• [What to produce]:
Find the word "Term" in the listing; pull out each line holding it.

--- Start of Listed records ---

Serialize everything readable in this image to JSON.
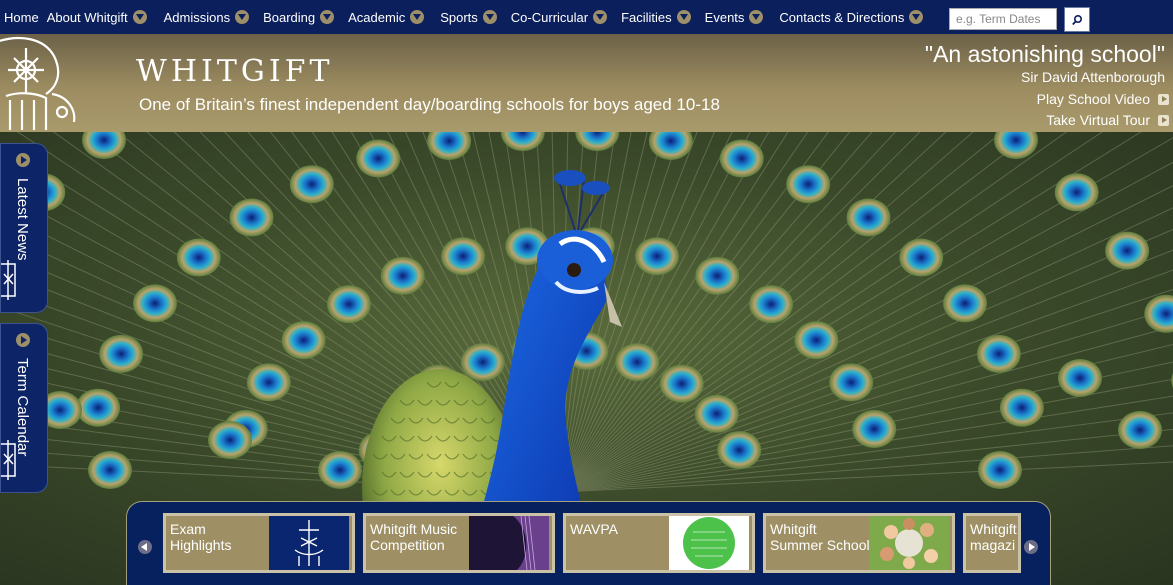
{
  "nav": {
    "items": [
      {
        "label": "Home",
        "has_menu": false
      },
      {
        "label": "About Whitgift",
        "has_menu": true
      },
      {
        "label": "Admissions",
        "has_menu": true
      },
      {
        "label": "Boarding",
        "has_menu": true
      },
      {
        "label": "Academic",
        "has_menu": true
      },
      {
        "label": "Sports",
        "has_menu": true
      },
      {
        "label": "Co-Curricular",
        "has_menu": true
      },
      {
        "label": "Facilities",
        "has_menu": true
      },
      {
        "label": "Events",
        "has_menu": true
      },
      {
        "label": "Contacts & Directions",
        "has_menu": true
      }
    ],
    "search_placeholder": "e.g. Term Dates",
    "search_value": ""
  },
  "header": {
    "wordmark": "WHITGIFT",
    "tagline": "One of Britain’s finest independent day/boarding schools for boys aged 10-18",
    "quote": "\"An astonishing school\"",
    "quote_author": "Sir David Attenborough",
    "links": [
      "Play School Video",
      "Take Virtual Tour"
    ]
  },
  "side_tabs": [
    "Latest News",
    "Term Calendar"
  ],
  "carousel": {
    "cards": [
      {
        "title": "Exam Highlights"
      },
      {
        "title": "Whitgift Music Competition"
      },
      {
        "title": "WAVPA"
      },
      {
        "title": "Whitgift Summer School"
      },
      {
        "title": "Whitgift magazi"
      }
    ]
  },
  "colors": {
    "nav_bg": "#0a1f5c",
    "gold": "#9c8c60",
    "navy": "#0d2466"
  }
}
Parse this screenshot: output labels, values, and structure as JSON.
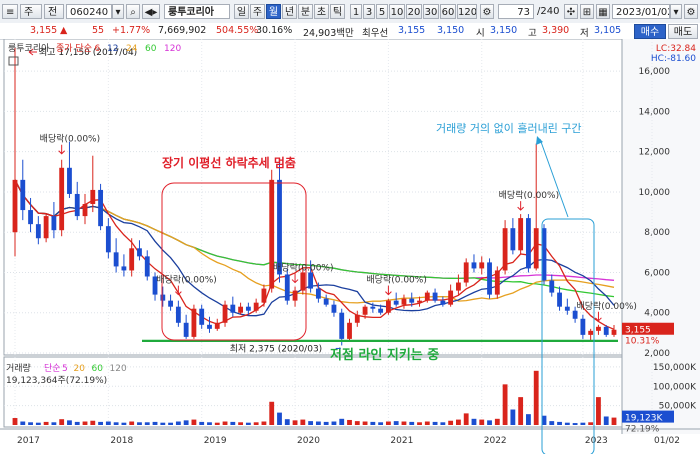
{
  "toolbar": {
    "menu_glyph": "≡",
    "market_label": "주",
    "type_label": "전",
    "code": "060240",
    "company": "룽투코리아",
    "period_tabs": [
      "일",
      "주",
      "월",
      "년",
      "분",
      "초",
      "틱"
    ],
    "active_period": "월",
    "minute_tabs": [
      "1",
      "3",
      "5",
      "10",
      "20",
      "30",
      "60",
      "120"
    ],
    "page_count": "73",
    "page_total": "/240",
    "date": "2023/01/02",
    "buy_label": "매수",
    "sell_label": "매도"
  },
  "quote": {
    "price": "3,155",
    "change": "55",
    "change_pct": "+1.77%",
    "volume": "7,669,902",
    "volume_ratio": "504.55%",
    "turnover": "30.16%",
    "amount": "24,903백만",
    "preferred_label": "최우선",
    "bid": "3,155",
    "ask": "3,150",
    "open_label": "시",
    "open": "3,150",
    "high_label": "고",
    "high": "3,390",
    "low_label": "저",
    "low": "3,105"
  },
  "colors": {
    "up": "#d9241c",
    "down": "#1b4ed0",
    "ma6": "#d9241c",
    "ma12": "#1b3f9e",
    "ma24": "#e6a020",
    "ma60": "#33c833",
    "ma120": "#d633d6",
    "support": "#1faa3c",
    "annot_red": "#e0202a",
    "annot_blue": "#2a9fd6"
  },
  "chart_data": [
    {
      "type": "candlestick",
      "title": "룽투코리아",
      "legend": [
        {
          "label": "종가 단순",
          "color": "#d9241c"
        },
        {
          "label": "6",
          "color": "#d9241c"
        },
        {
          "label": "12",
          "color": "#1b3f9e"
        },
        {
          "label": "24",
          "color": "#e6a020"
        },
        {
          "label": "60",
          "color": "#33c833"
        },
        {
          "label": "120",
          "color": "#d633d6"
        }
      ],
      "x_ticks": [
        "2017",
        "2018",
        "2019",
        "2020",
        "2021",
        "2022",
        "2023",
        "01/02"
      ],
      "y_ticks": [
        "16,000",
        "14,000",
        "12,000",
        "10,000",
        "8,000",
        "6,000",
        "4,000",
        "2,000"
      ],
      "ylim": [
        1900,
        17200
      ],
      "top_right_labels": [
        "LC:32.84",
        "HC:-81.60"
      ],
      "last_price_tag": "3,155",
      "last_pct_tag": "10.31%",
      "annotations": {
        "high": "최고 17,150 (2017/04)",
        "low": "최저 2,375 (2020/03)",
        "dividend_label": "배당락(0.00%)",
        "box_text": "장기 이평선 하락추세 멈춤",
        "support_text": "저점 라인 지키는 중",
        "volume_text": "거래량 거의 없이 흘러내린 구간"
      },
      "support_level": 2600,
      "ohlc": [
        [
          8000,
          17150,
          6800,
          10600
        ],
        [
          10600,
          11600,
          8600,
          9100
        ],
        [
          9100,
          9700,
          8000,
          8400
        ],
        [
          8400,
          8800,
          7400,
          7700
        ],
        [
          7700,
          8900,
          7500,
          8800
        ],
        [
          8800,
          9500,
          7700,
          8100
        ],
        [
          8100,
          11600,
          7800,
          11200
        ],
        [
          11200,
          12500,
          9700,
          9900
        ],
        [
          9900,
          10500,
          8600,
          8800
        ],
        [
          8800,
          9900,
          8400,
          9400
        ],
        [
          9400,
          11800,
          9000,
          10100
        ],
        [
          10100,
          10400,
          8100,
          8300
        ],
        [
          8300,
          8700,
          6700,
          7000
        ],
        [
          7000,
          7700,
          6000,
          6300
        ],
        [
          6300,
          6900,
          5800,
          6100
        ],
        [
          6100,
          7700,
          5800,
          7200
        ],
        [
          7200,
          7600,
          6600,
          6800
        ],
        [
          6800,
          7100,
          5600,
          5800
        ],
        [
          5800,
          6000,
          4600,
          4900
        ],
        [
          4900,
          5300,
          4300,
          4600
        ],
        [
          4600,
          4900,
          4100,
          4300
        ],
        [
          4300,
          4600,
          3300,
          3500
        ],
        [
          3500,
          3900,
          2700,
          2800
        ],
        [
          2800,
          4400,
          2700,
          4200
        ],
        [
          4200,
          4400,
          3200,
          3400
        ],
        [
          3400,
          3800,
          3000,
          3200
        ],
        [
          3200,
          3700,
          3100,
          3500
        ],
        [
          3500,
          4600,
          3300,
          4400
        ],
        [
          4400,
          4800,
          3800,
          4000
        ],
        [
          4000,
          4500,
          3900,
          4300
        ],
        [
          4300,
          4500,
          3900,
          4100
        ],
        [
          4100,
          4700,
          4000,
          4500
        ],
        [
          4500,
          5400,
          4300,
          5200
        ],
        [
          5200,
          11100,
          5000,
          10600
        ],
        [
          10600,
          11500,
          5500,
          5900
        ],
        [
          5900,
          6200,
          4400,
          4600
        ],
        [
          4600,
          5300,
          4300,
          5100
        ],
        [
          5100,
          6200,
          4900,
          6000
        ],
        [
          6000,
          6600,
          5000,
          5200
        ],
        [
          5200,
          5500,
          4500,
          4700
        ],
        [
          4700,
          4900,
          4300,
          4400
        ],
        [
          4400,
          4600,
          3800,
          4000
        ],
        [
          4000,
          4200,
          2375,
          2700
        ],
        [
          2700,
          3700,
          2600,
          3500
        ],
        [
          3500,
          4100,
          3300,
          3900
        ],
        [
          3900,
          4400,
          3700,
          4300
        ],
        [
          4300,
          4500,
          4000,
          4200
        ],
        [
          4200,
          4400,
          3900,
          4000
        ],
        [
          4000,
          4700,
          3900,
          4600
        ],
        [
          4600,
          5000,
          4300,
          4400
        ],
        [
          4400,
          4900,
          4200,
          4700
        ],
        [
          4700,
          5000,
          4300,
          4500
        ],
        [
          4500,
          4800,
          4300,
          4600
        ],
        [
          4600,
          5100,
          4500,
          5000
        ],
        [
          5000,
          5200,
          4500,
          4600
        ],
        [
          4600,
          4800,
          4300,
          4400
        ],
        [
          4400,
          5400,
          4300,
          5100
        ],
        [
          5100,
          5900,
          4900,
          5500
        ],
        [
          5500,
          6700,
          5300,
          6500
        ],
        [
          6500,
          6900,
          6000,
          6200
        ],
        [
          6200,
          6800,
          5900,
          6500
        ],
        [
          6500,
          6700,
          4700,
          4900
        ],
        [
          4900,
          6300,
          4700,
          6100
        ],
        [
          6100,
          8600,
          5900,
          8200
        ],
        [
          8200,
          8700,
          6900,
          7100
        ],
        [
          7100,
          8900,
          6900,
          8700
        ],
        [
          8700,
          8900,
          6000,
          6200
        ],
        [
          6200,
          12400,
          6100,
          8200
        ],
        [
          8200,
          8400,
          5400,
          5600
        ],
        [
          5600,
          5900,
          4800,
          5000
        ],
        [
          5000,
          5300,
          4100,
          4300
        ],
        [
          4300,
          4700,
          3900,
          4100
        ],
        [
          4100,
          4300,
          3500,
          3700
        ],
        [
          3700,
          3900,
          2700,
          2900
        ],
        [
          2900,
          3200,
          2600,
          3100
        ],
        [
          3100,
          3400,
          2900,
          3300
        ],
        [
          3300,
          3390,
          2800,
          2900
        ],
        [
          2900,
          3390,
          2800,
          3155
        ]
      ],
      "ma_keys": [
        "ma6",
        "ma12",
        "ma24",
        "ma60",
        "ma120"
      ]
    },
    {
      "type": "bar",
      "title": "거래량",
      "legend": [
        {
          "label": "단순",
          "color": "#d633d6"
        },
        {
          "label": "5",
          "color": "#d633d6"
        },
        {
          "label": "20",
          "color": "#e6a020"
        },
        {
          "label": "60",
          "color": "#33c833"
        },
        {
          "label": "120",
          "color": "#888888"
        }
      ],
      "info": "19,123,364주(72.19%)",
      "y_ticks": [
        "150,000K",
        "100,000K",
        "50,000K"
      ],
      "ylim": [
        0,
        155000
      ],
      "last_volume_tag": "19,123K",
      "last_volume_pct": "72.19%",
      "values": [
        18000,
        9000,
        7000,
        6000,
        8000,
        7000,
        15000,
        12000,
        8000,
        9000,
        11000,
        8000,
        9000,
        7000,
        6000,
        9000,
        7000,
        7000,
        8000,
        6000,
        6000,
        9000,
        12000,
        14000,
        8000,
        7000,
        6000,
        9000,
        8000,
        7000,
        6000,
        7000,
        9000,
        60000,
        32000,
        15000,
        12000,
        14000,
        10000,
        9000,
        8000,
        9000,
        16000,
        13000,
        10000,
        9000,
        8000,
        7000,
        9000,
        10000,
        9000,
        8000,
        7000,
        9000,
        8000,
        7000,
        11000,
        14000,
        30000,
        16000,
        14000,
        12000,
        16000,
        105000,
        40000,
        72000,
        28000,
        140000,
        24000,
        10000,
        8000,
        6000,
        5000,
        6000,
        7000,
        72000,
        22000,
        19123
      ]
    }
  ]
}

--- End of Listed records ---

• [Response to the exercise]:
    "search_placeholder": "e.g. Term Dates",
    "Term Calendar"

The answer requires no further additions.